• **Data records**
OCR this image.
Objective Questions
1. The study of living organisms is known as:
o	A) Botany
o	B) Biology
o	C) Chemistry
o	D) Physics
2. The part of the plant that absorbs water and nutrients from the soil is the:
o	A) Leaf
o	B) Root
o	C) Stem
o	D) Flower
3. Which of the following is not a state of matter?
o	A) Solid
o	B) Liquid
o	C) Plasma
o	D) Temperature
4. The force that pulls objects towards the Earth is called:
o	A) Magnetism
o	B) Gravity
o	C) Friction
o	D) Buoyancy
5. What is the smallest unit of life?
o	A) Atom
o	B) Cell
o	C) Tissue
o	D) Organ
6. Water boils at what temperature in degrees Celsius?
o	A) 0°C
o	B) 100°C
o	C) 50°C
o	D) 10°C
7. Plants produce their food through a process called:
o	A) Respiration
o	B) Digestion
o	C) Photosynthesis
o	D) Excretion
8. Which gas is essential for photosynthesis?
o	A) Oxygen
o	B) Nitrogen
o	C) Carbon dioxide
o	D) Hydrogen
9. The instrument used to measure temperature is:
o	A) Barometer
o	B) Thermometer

• **THE TASK**
Search the data for "that". Copy every matching line.

• **CORRECT OUTPUT**
2. The part of the plant that absorbs water and nutrients from the soil is the:
4. The force that pulls objects towards the Earth is called:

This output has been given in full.